Directions —
Your answer should be a single number: the count of lines in the material below that hold "values".

Records for this exercise —
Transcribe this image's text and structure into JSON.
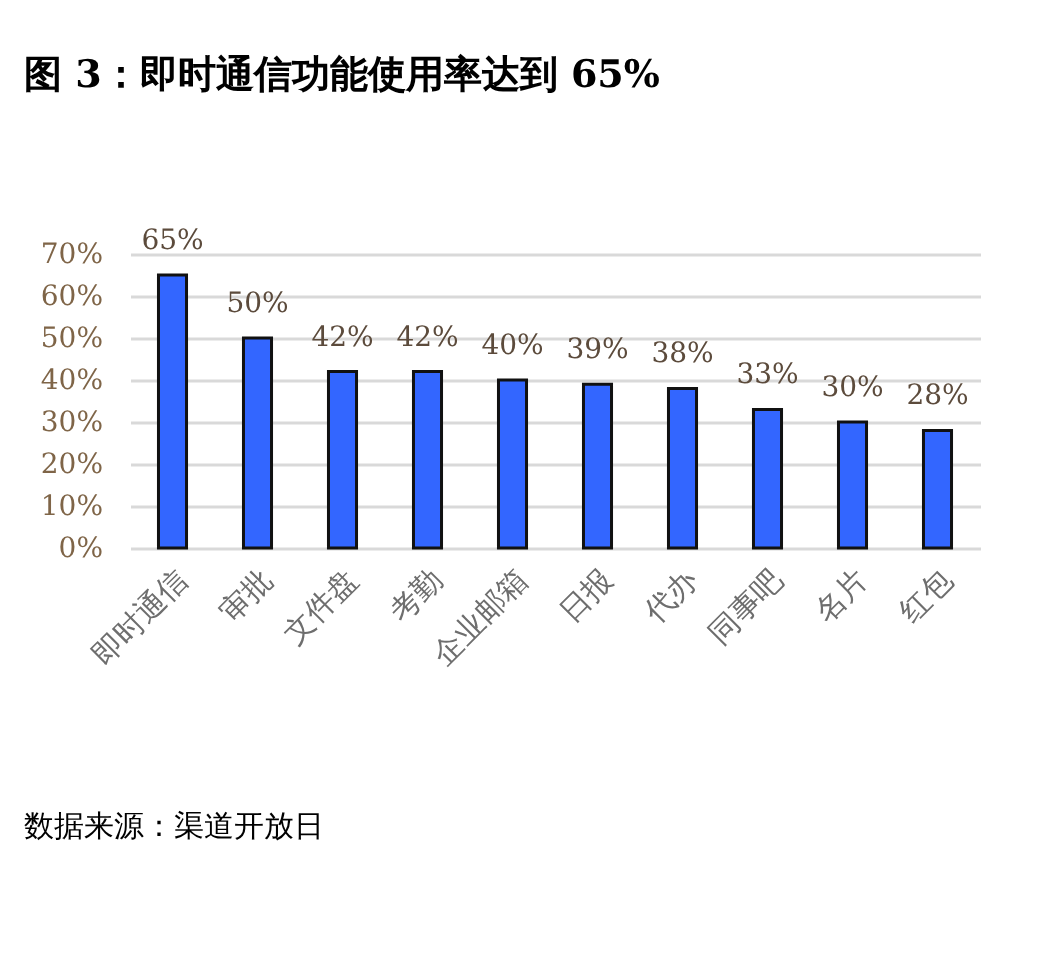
{
  "chart_data": {
    "type": "bar",
    "title": "图 3：即时通信功能使用率达到 65%",
    "categories": [
      "即时通信",
      "审批",
      "文件盘",
      "考勤",
      "企业邮箱",
      "日报",
      "代办",
      "同事吧",
      "名片",
      "红包"
    ],
    "values": [
      65,
      50,
      42,
      42,
      40,
      39,
      38,
      33,
      30,
      28
    ],
    "value_labels": [
      "65%",
      "50%",
      "42%",
      "42%",
      "40%",
      "39%",
      "38%",
      "33%",
      "30%",
      "28%"
    ],
    "color": "#3366ff",
    "ylim": [
      0,
      70
    ],
    "yticks": [
      {
        "value": 0,
        "label": "0%"
      },
      {
        "value": 10,
        "label": "10%"
      },
      {
        "value": 20,
        "label": "20%"
      },
      {
        "value": 30,
        "label": "30%"
      },
      {
        "value": 40,
        "label": "40%"
      },
      {
        "value": 50,
        "label": "50%"
      },
      {
        "value": 60,
        "label": "60%"
      },
      {
        "value": 70,
        "label": "70%"
      }
    ],
    "grid": "y",
    "annotations": [
      "数据来源：渠道开放日"
    ]
  }
}
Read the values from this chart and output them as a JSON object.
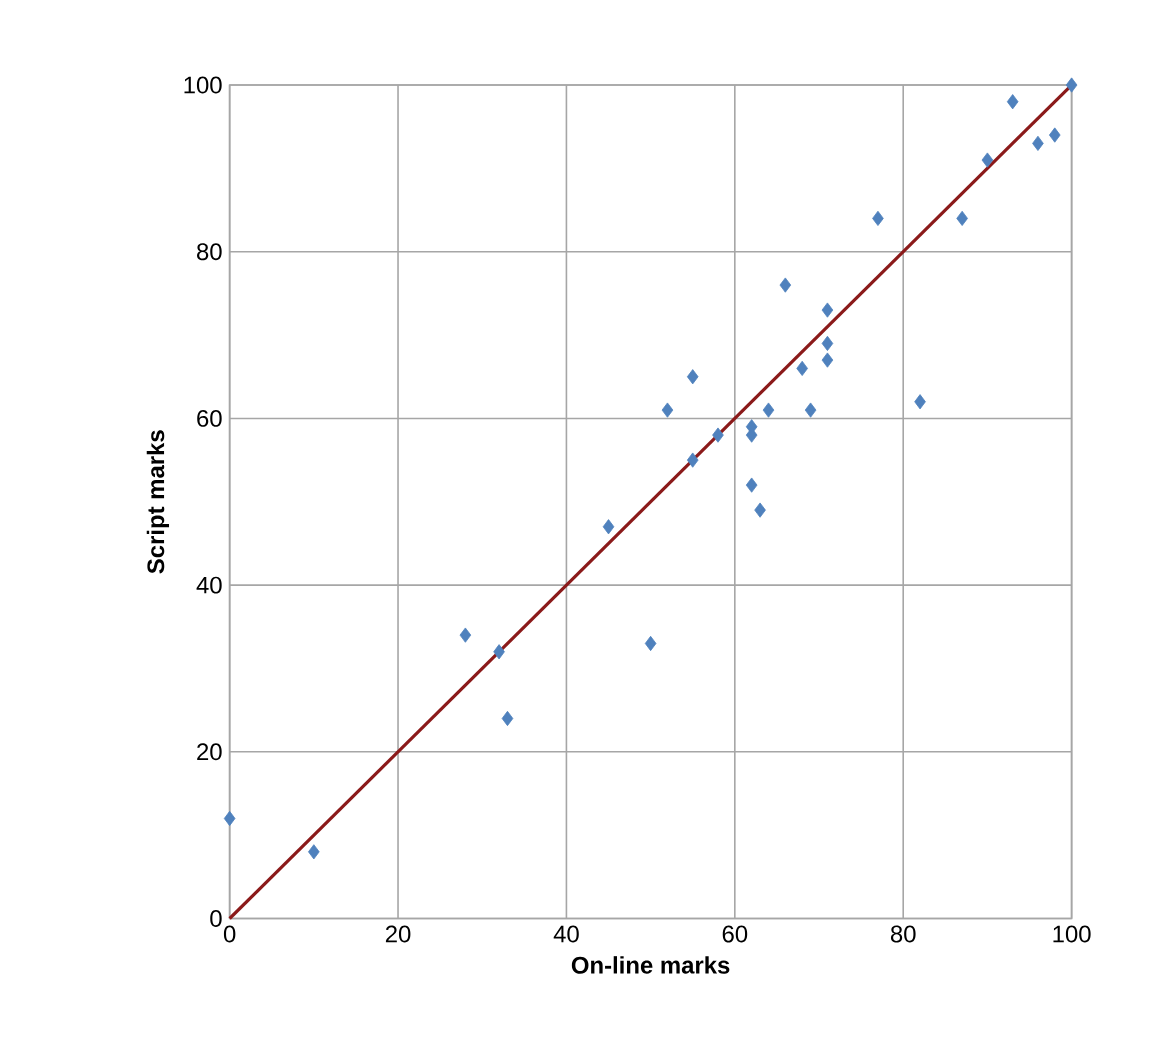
{
  "chart_data": {
    "type": "scatter",
    "xlabel": "On-line marks",
    "ylabel": "Script marks",
    "xlim": [
      0,
      100
    ],
    "ylim": [
      0,
      100
    ],
    "xticks": [
      0,
      20,
      40,
      60,
      80,
      100
    ],
    "yticks": [
      0,
      20,
      40,
      60,
      80,
      100
    ],
    "grid": true,
    "marker": "diamond",
    "series": [
      {
        "color": "#4f81bd",
        "x": [
          0,
          10,
          28,
          32,
          33,
          45,
          50,
          52,
          55,
          55,
          58,
          66,
          62,
          62,
          62,
          63,
          64,
          68,
          69,
          71,
          71,
          71,
          77,
          82,
          87,
          90,
          93,
          96,
          98,
          100
        ],
        "values": [
          12,
          8,
          34,
          32,
          24,
          47,
          33,
          61,
          65,
          55,
          58,
          76,
          59,
          58,
          52,
          49,
          61,
          66,
          61,
          73,
          69,
          67,
          84,
          62,
          84,
          91,
          98,
          93,
          94,
          100
        ]
      },
      {
        "type": "line",
        "color": "#8b1a1a",
        "marker": "none",
        "x": [
          0,
          100
        ],
        "values": [
          0,
          100
        ]
      }
    ]
  }
}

Solution for this problem —
4